──────── Texte source
Un nouveau programme améliore les centres de soins pour enfants dans les usines de confection au Bangladesh

Auteur: Jacky Habib

Fabeha Monir for Global Citizen

« J’étais inquiète, mais je ne pouvais pas quitter mon travail », a déclaré cette femme de 32 ans, qui travaille dans une usine de confection à Dhaka, au Bangladesh.

Hamida, qui préfère n’utiliser que son prénom, a quitté sa ville natale de Batikamari, dans le district de Gopalganj au Bangladesh, pour s’installer à Dhaka, la capitale du pays, lorsqu’elle avait 18 ans, à environ 75 miles de là. Après s’être mariée deux ans plus tard, elle a commencé à travailler comme aiguilleteuse dans une usine de confection, pour compléter les revenus de son mari.

« Je travaille de 8 heures à 17 heures, six jours par semaine, et chaque fois que nous avons des objectifs à atteindre, nous faisons des heures supplémentaires », a-t-elle expliqué à Global Citizen.

Le poids inégal du travail domestique non rémunéré prive les filles de leurs possibilités d’éducation, de jeu et de développement social.

Investir efficacement dans les services de garde d’enfants peut alléger ce fardeau caché et renforcer l’autonomie des femmes et des filles partout dans le monde.

Ajoutez votre nom, demandez aux dirigeants de s’attaquer à la crise mondiale de la garde d’enfants et d’investir dans le Child Care Incentive Fund.

Conformément à la politique du gouvernement du Bangladesh, Hamida a pris un congé de maternité après son accouchement et a repris le travail 56 jours ouvrables plus tard, laissant son enfant entre les mains de son beau-père. Hamida, qui allaitait sa fille le matin avant d’aller travailler, allaitait aussi parfois au travail, car son beau-père amenait sa fille à l’usine pour une visite pendant la journée.

Si cette situation était gérable pour Hamida, qui habite à environ 20 minutes à pied ou 10 minutes en pousse-pousse de son lieu de travail, il n’en va pas de même pour nombre de ses collègues, qui sont des travailleurs migrants et ne peuvent pas compter sur des membres de leur famille pour garder leurs enfants. Pour certains, cela signifie qu’ils doivent abandonner leur emploi pour s’occuper de leurs enfants. 

Si certaines usines de confection disposent de garderies, elles n’accueillent souvent pas les enfants en bas âge. La garderie de l’emploi de Hamida, par exemple, accueille les enfants âgés de 2 à 5 ans.

Inaccessibilité des services de garde d’enfants pour les parents qui travaillent

Hamida is photographed with her daughter Nusrat Jahan inside their one-bedroom house in Dhaka, Bangladesh. Without access to a child care center, it would not have been possible for Hamida to continue working in the garment factory.
────────────────
──────── Items fournis
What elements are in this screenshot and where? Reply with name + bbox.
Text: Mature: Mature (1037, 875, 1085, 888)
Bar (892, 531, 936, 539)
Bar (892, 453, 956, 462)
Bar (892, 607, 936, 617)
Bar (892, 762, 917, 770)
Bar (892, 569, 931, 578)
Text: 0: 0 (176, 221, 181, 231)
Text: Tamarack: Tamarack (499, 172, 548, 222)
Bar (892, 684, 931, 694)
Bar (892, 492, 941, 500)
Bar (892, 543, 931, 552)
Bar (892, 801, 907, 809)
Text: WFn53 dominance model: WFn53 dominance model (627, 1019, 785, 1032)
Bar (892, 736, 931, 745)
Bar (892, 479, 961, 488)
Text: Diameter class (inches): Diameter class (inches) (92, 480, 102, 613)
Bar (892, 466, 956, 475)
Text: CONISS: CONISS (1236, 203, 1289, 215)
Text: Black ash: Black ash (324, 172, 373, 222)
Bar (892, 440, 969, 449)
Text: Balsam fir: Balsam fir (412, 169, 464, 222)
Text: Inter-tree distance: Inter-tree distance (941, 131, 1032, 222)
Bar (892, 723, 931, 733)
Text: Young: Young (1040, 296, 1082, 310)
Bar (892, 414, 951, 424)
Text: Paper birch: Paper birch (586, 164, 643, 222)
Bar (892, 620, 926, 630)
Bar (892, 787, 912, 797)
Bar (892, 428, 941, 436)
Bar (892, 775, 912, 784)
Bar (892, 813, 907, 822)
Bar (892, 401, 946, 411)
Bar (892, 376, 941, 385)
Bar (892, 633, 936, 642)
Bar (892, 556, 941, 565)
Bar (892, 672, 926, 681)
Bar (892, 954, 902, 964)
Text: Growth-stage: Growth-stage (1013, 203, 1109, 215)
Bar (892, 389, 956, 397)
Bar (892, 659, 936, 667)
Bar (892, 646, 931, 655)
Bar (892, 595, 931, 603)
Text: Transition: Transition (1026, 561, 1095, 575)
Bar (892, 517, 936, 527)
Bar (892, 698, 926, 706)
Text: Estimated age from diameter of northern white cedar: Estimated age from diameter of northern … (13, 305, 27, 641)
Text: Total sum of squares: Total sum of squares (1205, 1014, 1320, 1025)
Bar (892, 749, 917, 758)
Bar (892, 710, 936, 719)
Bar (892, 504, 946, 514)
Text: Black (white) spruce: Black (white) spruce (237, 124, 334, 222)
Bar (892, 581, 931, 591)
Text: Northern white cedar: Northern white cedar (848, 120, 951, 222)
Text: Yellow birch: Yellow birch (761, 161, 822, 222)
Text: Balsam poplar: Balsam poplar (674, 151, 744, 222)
────────────────
# But de l'exercice:
Écrivez la suite de l'article sur les garderies des usines de confection au Bangladesh, en reprenant après sa dernière phrase.

# Résultat attendu:
Image: Fabeha Monir for Global Citizen

Selon Obidul Islam, responsable de la résilience urbaine à Save the Children Bangladesh, l’industrie textile embauche principalement des femmes migrantes non qualifiées et les forme pour travailler dans les usines. Ces femmes viennent généralement de districts vulnérables, comme la côte du Bangladesh et d’autres zones inondables du pays, où les populations locales perdent leurs moyens de subsistance en raison du changement climatique, a expliqué Islam. 

« Ces femmes sont très vulnérables et la plupart des usines de confection sont des lieux de travail dangereux », a-t-il déclaré à Global Citizen. 

Ces dernières années, les usines de confection bangladaises ont fait la une des journaux pour des problèmes et incidents de sécurité. En 2013, le Rana Plaza, un immeuble commercial de huit étages, s’est effondré, tuant plus de 1 100 travailleurs et blessant 2 600 autres personnes.


Un rapport d’Oxfam publié en 2020 a révélé « une situation dramatique des conditions de vie et de travail des femmes qui fabriquent nos vêtements. » 

Selon l’étude, qui comprenait des entretiens avec des travailleuses de l’habillement au Bangladesh, 1 travailleuse sur 3 se retrouvait séparée de ses enfants, en grande partie à cause d’un manque de revenus adéquats (80%).

« Les jeunes mères luttent pour gérer leur vie professionnelle tout en veillant à ce que les jeunes enfants soient pris en charge », a déclaré Islam. « Dans les villes urbaines, le cout de la vie est élevé et leur revenu [les ouvrières de l’habillement] est très faible. Les mères cherchent à travailler pour contribuer au revenu du ménage, car le seul revenu de leur mari ne suffirait pas à les faire vivre. »

Au Bangladesh, les usines de confection qui comptent plus de 40 employés sont tenues de fournir des garderies pour les enfants âgés de 0 à 6 ans. Cependant, selon une enquête de l’UNICEF, 97 % des ouvrières des usines de confection ont déclaré ne pas avoir recours à ces services. Près de 70 % des personnes interrogées ont déclaré qu’elles préféraient que ce soit un grand-parent qui garde leur enfant.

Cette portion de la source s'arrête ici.